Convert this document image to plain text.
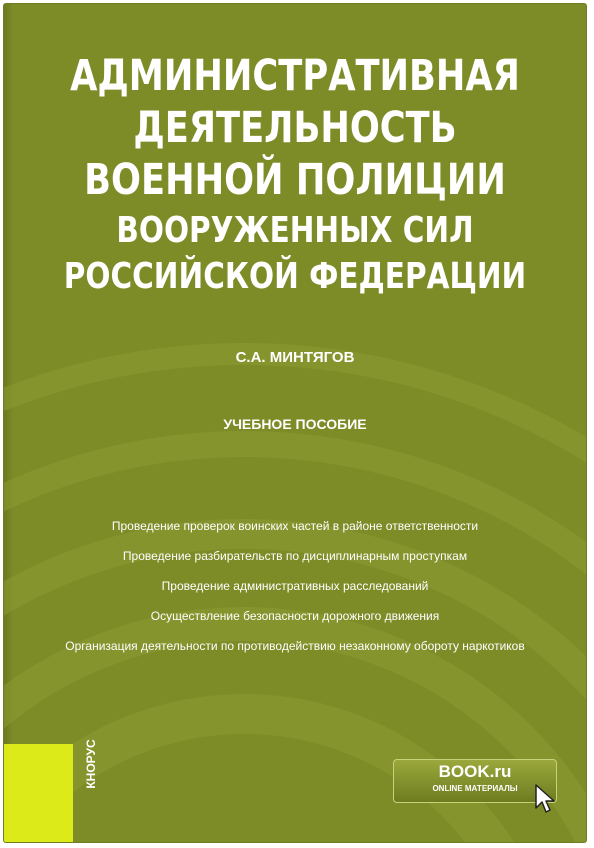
АДМИНИСТРАТИВНАЯ
ДЕЯТЕЛЬНОСТЬ
ВОЕННОЙ ПОЛИЦИИ
ВООРУЖЕННЫХ СИЛ
РОССИЙСКОЙ ФЕДЕРАЦИИ
С.А. МИНТЯГОВ
УЧЕБНОЕ ПОСОБИЕ
Проведение проверок воинских частей в районе ответственности
Проведение разбирательств по дисциплинарным проступкам
Проведение административных расследований
Осуществление безопасности дорожного движения
Организация деятельности по противодействию незаконному обороту наркотиков
КНОРУС	BOOK.ru
ONLINE МАТЕРИАЛЫ
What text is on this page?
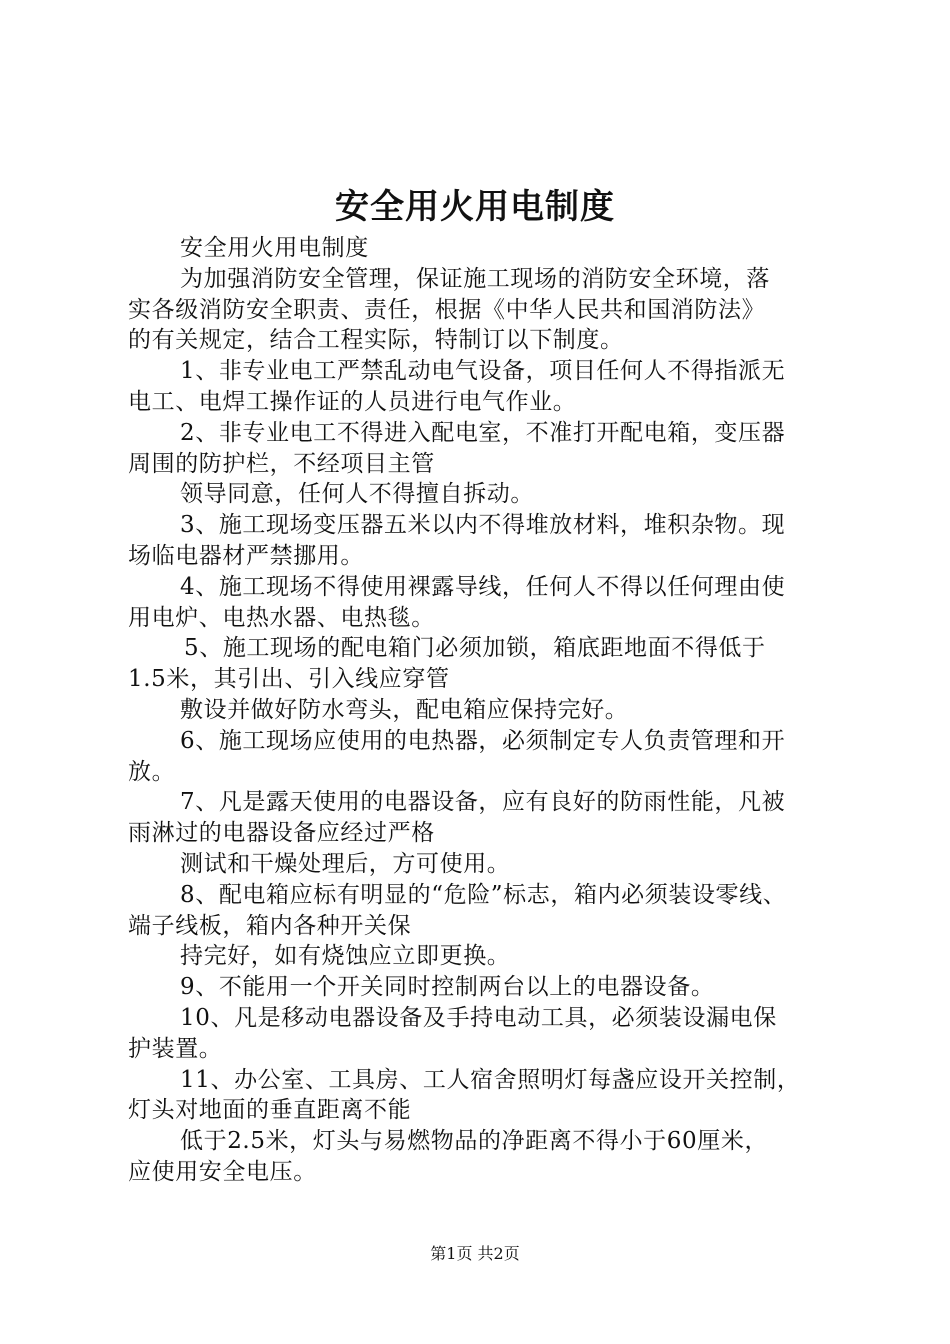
安全用火用电制度

安全用火用电制度

为加强消防安全管理，保证施工现场的消防安全环境，落

实各级消防安全职责、责任，根据《中华人民共和国消防法》

的有关规定，结合工程实际，特制订以下制度。

1、非专业电工严禁乱动电气设备，项目任何人不得指派无

电工、电焊工操作证的人员进行电气作业。

2、非专业电工不得进入配电室，不准打开配电箱，变压器

周围的防护栏，不经项目主管

领导同意，任何人不得擅自拆动。

3、施工现场变压器五米以内不得堆放材料，堆积杂物。现

场临电器材严禁挪用。

4、施工现场不得使用裸露导线，任何人不得以任何理由使

用电炉、电热水器、电热毯。

5、施工现场的配电箱门必须加锁，箱底距地面不得低于

1.5米，其引出、引入线应穿管

敷设并做好防水弯头，配电箱应保持完好。

6、施工现场应使用的电热器，必须制定专人负责管理和开

放。

7、凡是露天使用的电器设备，应有良好的防雨性能，凡被

雨淋过的电器设备应经过严格

测试和干燥处理后，方可使用。

8、配电箱应标有明显的“危险”标志，箱内必须装设零线、

端子线板，箱内各种开关保

持完好，如有烧蚀应立即更换。

9、不能用一个开关同时控制两台以上的电器设备。

10、凡是移动电器设备及手持电动工具，必须装设漏电保

护装置。

11、办公室、工具房、工人宿舍照明灯每盏应设开关控制，

灯头对地面的垂直距离不能

低于2.5米，灯头与易燃物品的净距离不得小于60厘米，

应使用安全电压。

第1页 共2页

──────────────────────────────

Without the pictures, restate each entry exactly.

Convert this document image to plain text.
АДМИНИСТРАТИВНАЯ
ДЕЯТЕЛЬНОСТЬ
ВОЕННОЙ ПОЛИЦИИ
ВООРУЖЕННЫХ СИЛ
РОССИЙСКОЙ ФЕДЕРАЦИИ
С.А. МИНТЯГОВ
УЧЕБНОЕ ПОСОБИЕ
Проведение проверок воинских частей в районе ответственности
Проведение разбирательств по дисциплинарным проступкам
Проведение административных расследований
Осуществление безопасности дорожного движения
Организация деятельности по противодействию незаконному обороту наркотиков
КНОРУС	BOOK.ru
ONLINE МАТЕРИАЛЫ
What text is on this page?
安全用火用电制度

安全用火用电制度

为加强消防安全管理，保证施工现场的消防安全环境，落

实各级消防安全职责、责任，根据《中华人民共和国消防法》

的有关规定，结合工程实际，特制订以下制度。

1、非专业电工严禁乱动电气设备，项目任何人不得指派无

电工、电焊工操作证的人员进行电气作业。

2、非专业电工不得进入配电室，不准打开配电箱，变压器

周围的防护栏，不经项目主管

领导同意，任何人不得擅自拆动。

3、施工现场变压器五米以内不得堆放材料，堆积杂物。现

场临电器材严禁挪用。

4、施工现场不得使用裸露导线，任何人不得以任何理由使

用电炉、电热水器、电热毯。

5、施工现场的配电箱门必须加锁，箱底距地面不得低于

1.5米，其引出、引入线应穿管

敷设并做好防水弯头，配电箱应保持完好。

6、施工现场应使用的电热器，必须制定专人负责管理和开

放。

7、凡是露天使用的电器设备，应有良好的防雨性能，凡被

雨淋过的电器设备应经过严格

测试和干燥处理后，方可使用。

8、配电箱应标有明显的“危险”标志，箱内必须装设零线、

端子线板，箱内各种开关保

持完好，如有烧蚀应立即更换。

9、不能用一个开关同时控制两台以上的电器设备。

10、凡是移动电器设备及手持电动工具，必须装设漏电保

护装置。

11、办公室、工具房、工人宿舍照明灯每盏应设开关控制，

灯头对地面的垂直距离不能

低于2.5米，灯头与易燃物品的净距离不得小于60厘米，

应使用安全电压。

第1页 共2页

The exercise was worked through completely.